* Task description: Below is a listing; write it out exactly and drop any images from it.

* * * * * * * * *

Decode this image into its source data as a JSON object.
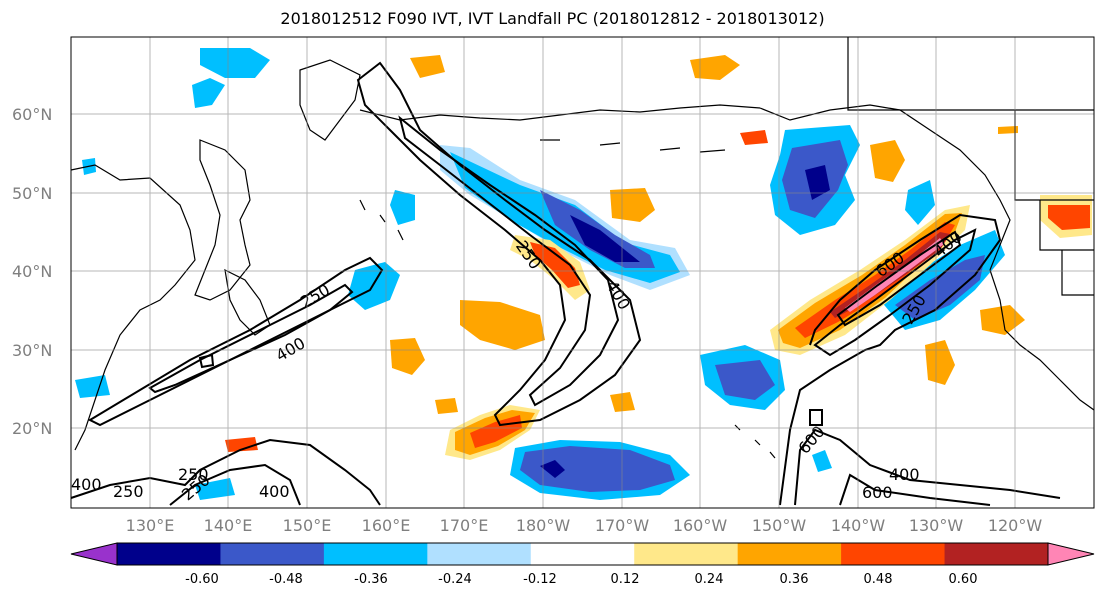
{
  "title": "2018012512 F090 IVT, IVT Landfall PC (2018012812 - 2018013012)",
  "lat_labels": [
    "60°N",
    "50°N",
    "40°N",
    "30°N",
    "20°N"
  ],
  "lon_labels": [
    "130°E",
    "140°E",
    "150°E",
    "160°E",
    "170°E",
    "180°W",
    "170°W",
    "160°W",
    "150°W",
    "140°W",
    "130°W",
    "120°W"
  ],
  "contour_labels": [
    "250",
    "400",
    "250",
    "400",
    "250",
    "400",
    "250",
    "400",
    "600",
    "400",
    "250",
    "600",
    "400",
    "600",
    "250"
  ],
  "colorbar": {
    "ticks": [
      "-0.60",
      "-0.48",
      "-0.36",
      "-0.24",
      "-0.12",
      "0.12",
      "0.24",
      "0.36",
      "0.48",
      "0.60"
    ],
    "colors": [
      "#9932cc",
      "#00008b",
      "#3b58c9",
      "#00bfff",
      "#b0e0ff",
      "#ffffff",
      "#ffe88a",
      "#ffa500",
      "#ff4500",
      "#b22222",
      "#ff85b5"
    ]
  },
  "colors": {
    "neg_strong": "#00008b",
    "neg_mid": "#3b58c9",
    "neg_light": "#00bfff",
    "neg_pale": "#b0e0ff",
    "pos_pale": "#ffe88a",
    "pos_light": "#ffa500",
    "pos_mid": "#ff4500",
    "pos_strong": "#b22222",
    "pos_max": "#ff85b5"
  }
}
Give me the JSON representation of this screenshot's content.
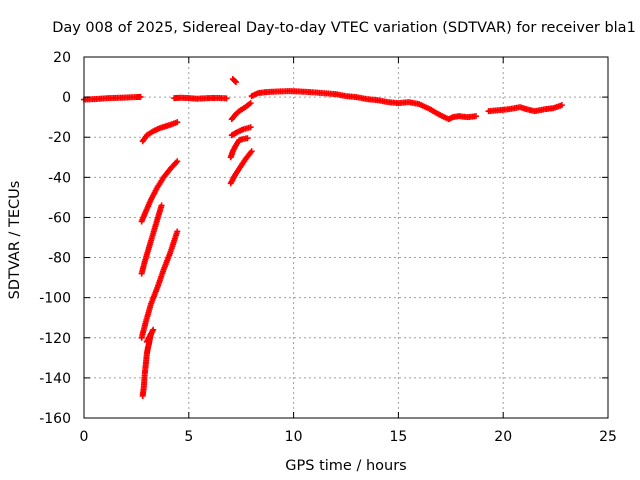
{
  "chart_data": {
    "type": "scatter",
    "title": "Day 008 of 2025, Sidereal Day-to-day VTEC variation (SDTVAR) for receiver bla1",
    "xlabel": "GPS time / hours",
    "ylabel": "SDTVAR / TECUs",
    "xlim": [
      0,
      25
    ],
    "ylim": [
      -160,
      20
    ],
    "xticks": [
      "0",
      "5",
      "10",
      "15",
      "20",
      "25"
    ],
    "yticks": [
      "20",
      "0",
      "-20",
      "-40",
      "-60",
      "-80",
      "-100",
      "-120",
      "-140",
      "-160"
    ],
    "grid": true,
    "marker": "+",
    "series_color": "#ff0000",
    "series": [
      {
        "name": "main",
        "points": [
          [
            0,
            -1.2
          ],
          [
            0.5,
            -1
          ],
          [
            1.0,
            -0.6
          ],
          [
            1.5,
            -0.4
          ],
          [
            2.0,
            -0.2
          ],
          [
            2.5,
            0
          ],
          [
            2.7,
            0.1
          ]
        ]
      },
      {
        "name": "main2",
        "points": [
          [
            4.3,
            -0.5
          ],
          [
            4.6,
            -0.3
          ],
          [
            5.0,
            -0.5
          ],
          [
            5.4,
            -0.8
          ],
          [
            5.9,
            -0.5
          ],
          [
            6.3,
            -0.4
          ],
          [
            6.8,
            -0.6
          ]
        ]
      },
      {
        "name": "main3",
        "points": [
          [
            8.0,
            0.5
          ],
          [
            8.3,
            2.0
          ],
          [
            8.7,
            2.5
          ],
          [
            9.2,
            2.8
          ],
          [
            9.8,
            3.0
          ],
          [
            10.3,
            2.8
          ],
          [
            10.8,
            2.5
          ],
          [
            11.4,
            2.0
          ],
          [
            12.0,
            1.5
          ],
          [
            12.5,
            0.5
          ],
          [
            13.0,
            0
          ],
          [
            13.5,
            -1
          ],
          [
            14.0,
            -1.5
          ],
          [
            14.5,
            -2.5
          ],
          [
            15.0,
            -3
          ],
          [
            15.5,
            -2.5
          ],
          [
            16.0,
            -3.5
          ],
          [
            16.5,
            -6
          ],
          [
            17.0,
            -9
          ],
          [
            17.4,
            -11
          ],
          [
            17.6,
            -10
          ],
          [
            17.9,
            -9.5
          ],
          [
            18.3,
            -10
          ],
          [
            18.7,
            -9.5
          ]
        ]
      },
      {
        "name": "main4",
        "points": [
          [
            19.3,
            -7
          ],
          [
            19.8,
            -6.5
          ],
          [
            20.3,
            -6
          ],
          [
            20.8,
            -5
          ],
          [
            21.1,
            -6
          ],
          [
            21.5,
            -7
          ],
          [
            22.0,
            -6
          ],
          [
            22.4,
            -5.5
          ],
          [
            22.8,
            -4
          ]
        ]
      },
      {
        "name": "arc1",
        "points": [
          [
            2.8,
            -22
          ],
          [
            3.0,
            -19
          ],
          [
            3.3,
            -17
          ],
          [
            3.6,
            -15.5
          ],
          [
            3.9,
            -14.5
          ],
          [
            4.2,
            -13.5
          ],
          [
            4.45,
            -12.5
          ]
        ]
      },
      {
        "name": "arc2",
        "points": [
          [
            2.75,
            -62
          ],
          [
            2.95,
            -57
          ],
          [
            3.2,
            -51
          ],
          [
            3.5,
            -45
          ],
          [
            3.8,
            -40
          ],
          [
            4.1,
            -36
          ],
          [
            4.45,
            -32
          ]
        ]
      },
      {
        "name": "arc3",
        "points": [
          [
            2.75,
            -88
          ],
          [
            2.9,
            -82
          ],
          [
            3.1,
            -75
          ],
          [
            3.3,
            -68
          ],
          [
            3.5,
            -61
          ],
          [
            3.7,
            -54
          ]
        ]
      },
      {
        "name": "arc4",
        "points": [
          [
            2.75,
            -120
          ],
          [
            2.95,
            -112
          ],
          [
            3.2,
            -103
          ],
          [
            3.5,
            -95
          ],
          [
            3.8,
            -86
          ],
          [
            4.1,
            -78
          ],
          [
            4.45,
            -67
          ]
        ]
      },
      {
        "name": "arc5",
        "points": [
          [
            2.8,
            -149
          ],
          [
            2.85,
            -145
          ],
          [
            2.9,
            -138
          ],
          [
            2.95,
            -133
          ],
          [
            3.0,
            -128
          ],
          [
            3.05,
            -125
          ],
          [
            3.1,
            -123
          ],
          [
            3.15,
            -120
          ],
          [
            3.2,
            -118
          ]
        ]
      },
      {
        "name": "arc6",
        "points": [
          [
            3.0,
            -122
          ],
          [
            3.1,
            -120
          ],
          [
            3.2,
            -118
          ],
          [
            3.3,
            -116
          ]
        ]
      },
      {
        "name": "late1",
        "points": [
          [
            7.05,
            -11
          ],
          [
            7.2,
            -9
          ],
          [
            7.4,
            -7
          ],
          [
            7.7,
            -5
          ],
          [
            7.95,
            -3
          ]
        ]
      },
      {
        "name": "late2",
        "points": [
          [
            7.1,
            9
          ],
          [
            7.25,
            7.5
          ]
        ]
      },
      {
        "name": "late3",
        "points": [
          [
            7.05,
            -19
          ],
          [
            7.3,
            -17.5
          ],
          [
            7.6,
            -16
          ],
          [
            7.95,
            -15
          ]
        ]
      },
      {
        "name": "late4",
        "points": [
          [
            7.0,
            -30
          ],
          [
            7.1,
            -27
          ],
          [
            7.25,
            -24
          ],
          [
            7.4,
            -21.5
          ],
          [
            7.55,
            -21
          ],
          [
            7.8,
            -20.5
          ]
        ]
      },
      {
        "name": "late5",
        "points": [
          [
            7.0,
            -43
          ],
          [
            7.2,
            -39
          ],
          [
            7.45,
            -35
          ],
          [
            7.7,
            -31
          ],
          [
            8.0,
            -27
          ]
        ]
      }
    ]
  }
}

* * * * * * * * *

* Answer for the task:
Decode this image into its source data as a JSON object.
{
  "title": "2018012512 F090 IVT, IVT Landfall PC (2018012812 - 2018013012)",
  "lat_labels": [
    "60°N",
    "50°N",
    "40°N",
    "30°N",
    "20°N"
  ],
  "lon_labels": [
    "130°E",
    "140°E",
    "150°E",
    "160°E",
    "170°E",
    "180°W",
    "170°W",
    "160°W",
    "150°W",
    "140°W",
    "130°W",
    "120°W"
  ],
  "contour_labels": [
    "250",
    "400",
    "250",
    "400",
    "250",
    "400",
    "250",
    "400",
    "600",
    "400",
    "250",
    "600",
    "400",
    "600",
    "250"
  ],
  "colorbar": {
    "ticks": [
      "-0.60",
      "-0.48",
      "-0.36",
      "-0.24",
      "-0.12",
      "0.12",
      "0.24",
      "0.36",
      "0.48",
      "0.60"
    ],
    "colors": [
      "#9932cc",
      "#00008b",
      "#3b58c9",
      "#00bfff",
      "#b0e0ff",
      "#ffffff",
      "#ffe88a",
      "#ffa500",
      "#ff4500",
      "#b22222",
      "#ff85b5"
    ]
  },
  "colors": {
    "neg_strong": "#00008b",
    "neg_mid": "#3b58c9",
    "neg_light": "#00bfff",
    "neg_pale": "#b0e0ff",
    "pos_pale": "#ffe88a",
    "pos_light": "#ffa500",
    "pos_mid": "#ff4500",
    "pos_strong": "#b22222",
    "pos_max": "#ff85b5"
  }
}
Give me the JSON representation of this screenshot's content.
{
  "chart_data": {
    "type": "scatter",
    "title": "Day 008 of 2025, Sidereal Day-to-day VTEC variation (SDTVAR) for receiver bla1",
    "xlabel": "GPS time / hours",
    "ylabel": "SDTVAR / TECUs",
    "xlim": [
      0,
      25
    ],
    "ylim": [
      -160,
      20
    ],
    "xticks": [
      "0",
      "5",
      "10",
      "15",
      "20",
      "25"
    ],
    "yticks": [
      "20",
      "0",
      "-20",
      "-40",
      "-60",
      "-80",
      "-100",
      "-120",
      "-140",
      "-160"
    ],
    "grid": true,
    "marker": "+",
    "series_color": "#ff0000",
    "series": [
      {
        "name": "main",
        "points": [
          [
            0,
            -1.2
          ],
          [
            0.5,
            -1
          ],
          [
            1.0,
            -0.6
          ],
          [
            1.5,
            -0.4
          ],
          [
            2.0,
            -0.2
          ],
          [
            2.5,
            0
          ],
          [
            2.7,
            0.1
          ]
        ]
      },
      {
        "name": "main2",
        "points": [
          [
            4.3,
            -0.5
          ],
          [
            4.6,
            -0.3
          ],
          [
            5.0,
            -0.5
          ],
          [
            5.4,
            -0.8
          ],
          [
            5.9,
            -0.5
          ],
          [
            6.3,
            -0.4
          ],
          [
            6.8,
            -0.6
          ]
        ]
      },
      {
        "name": "main3",
        "points": [
          [
            8.0,
            0.5
          ],
          [
            8.3,
            2.0
          ],
          [
            8.7,
            2.5
          ],
          [
            9.2,
            2.8
          ],
          [
            9.8,
            3.0
          ],
          [
            10.3,
            2.8
          ],
          [
            10.8,
            2.5
          ],
          [
            11.4,
            2.0
          ],
          [
            12.0,
            1.5
          ],
          [
            12.5,
            0.5
          ],
          [
            13.0,
            0
          ],
          [
            13.5,
            -1
          ],
          [
            14.0,
            -1.5
          ],
          [
            14.5,
            -2.5
          ],
          [
            15.0,
            -3
          ],
          [
            15.5,
            -2.5
          ],
          [
            16.0,
            -3.5
          ],
          [
            16.5,
            -6
          ],
          [
            17.0,
            -9
          ],
          [
            17.4,
            -11
          ],
          [
            17.6,
            -10
          ],
          [
            17.9,
            -9.5
          ],
          [
            18.3,
            -10
          ],
          [
            18.7,
            -9.5
          ]
        ]
      },
      {
        "name": "main4",
        "points": [
          [
            19.3,
            -7
          ],
          [
            19.8,
            -6.5
          ],
          [
            20.3,
            -6
          ],
          [
            20.8,
            -5
          ],
          [
            21.1,
            -6
          ],
          [
            21.5,
            -7
          ],
          [
            22.0,
            -6
          ],
          [
            22.4,
            -5.5
          ],
          [
            22.8,
            -4
          ]
        ]
      },
      {
        "name": "arc1",
        "points": [
          [
            2.8,
            -22
          ],
          [
            3.0,
            -19
          ],
          [
            3.3,
            -17
          ],
          [
            3.6,
            -15.5
          ],
          [
            3.9,
            -14.5
          ],
          [
            4.2,
            -13.5
          ],
          [
            4.45,
            -12.5
          ]
        ]
      },
      {
        "name": "arc2",
        "points": [
          [
            2.75,
            -62
          ],
          [
            2.95,
            -57
          ],
          [
            3.2,
            -51
          ],
          [
            3.5,
            -45
          ],
          [
            3.8,
            -40
          ],
          [
            4.1,
            -36
          ],
          [
            4.45,
            -32
          ]
        ]
      },
      {
        "name": "arc3",
        "points": [
          [
            2.75,
            -88
          ],
          [
            2.9,
            -82
          ],
          [
            3.1,
            -75
          ],
          [
            3.3,
            -68
          ],
          [
            3.5,
            -61
          ],
          [
            3.7,
            -54
          ]
        ]
      },
      {
        "name": "arc4",
        "points": [
          [
            2.75,
            -120
          ],
          [
            2.95,
            -112
          ],
          [
            3.2,
            -103
          ],
          [
            3.5,
            -95
          ],
          [
            3.8,
            -86
          ],
          [
            4.1,
            -78
          ],
          [
            4.45,
            -67
          ]
        ]
      },
      {
        "name": "arc5",
        "points": [
          [
            2.8,
            -149
          ],
          [
            2.85,
            -145
          ],
          [
            2.9,
            -138
          ],
          [
            2.95,
            -133
          ],
          [
            3.0,
            -128
          ],
          [
            3.05,
            -125
          ],
          [
            3.1,
            -123
          ],
          [
            3.15,
            -120
          ],
          [
            3.2,
            -118
          ]
        ]
      },
      {
        "name": "arc6",
        "points": [
          [
            3.0,
            -122
          ],
          [
            3.1,
            -120
          ],
          [
            3.2,
            -118
          ],
          [
            3.3,
            -116
          ]
        ]
      },
      {
        "name": "late1",
        "points": [
          [
            7.05,
            -11
          ],
          [
            7.2,
            -9
          ],
          [
            7.4,
            -7
          ],
          [
            7.7,
            -5
          ],
          [
            7.95,
            -3
          ]
        ]
      },
      {
        "name": "late2",
        "points": [
          [
            7.1,
            9
          ],
          [
            7.25,
            7.5
          ]
        ]
      },
      {
        "name": "late3",
        "points": [
          [
            7.05,
            -19
          ],
          [
            7.3,
            -17.5
          ],
          [
            7.6,
            -16
          ],
          [
            7.95,
            -15
          ]
        ]
      },
      {
        "name": "late4",
        "points": [
          [
            7.0,
            -30
          ],
          [
            7.1,
            -27
          ],
          [
            7.25,
            -24
          ],
          [
            7.4,
            -21.5
          ],
          [
            7.55,
            -21
          ],
          [
            7.8,
            -20.5
          ]
        ]
      },
      {
        "name": "late5",
        "points": [
          [
            7.0,
            -43
          ],
          [
            7.2,
            -39
          ],
          [
            7.45,
            -35
          ],
          [
            7.7,
            -31
          ],
          [
            8.0,
            -27
          ]
        ]
      }
    ]
  }
}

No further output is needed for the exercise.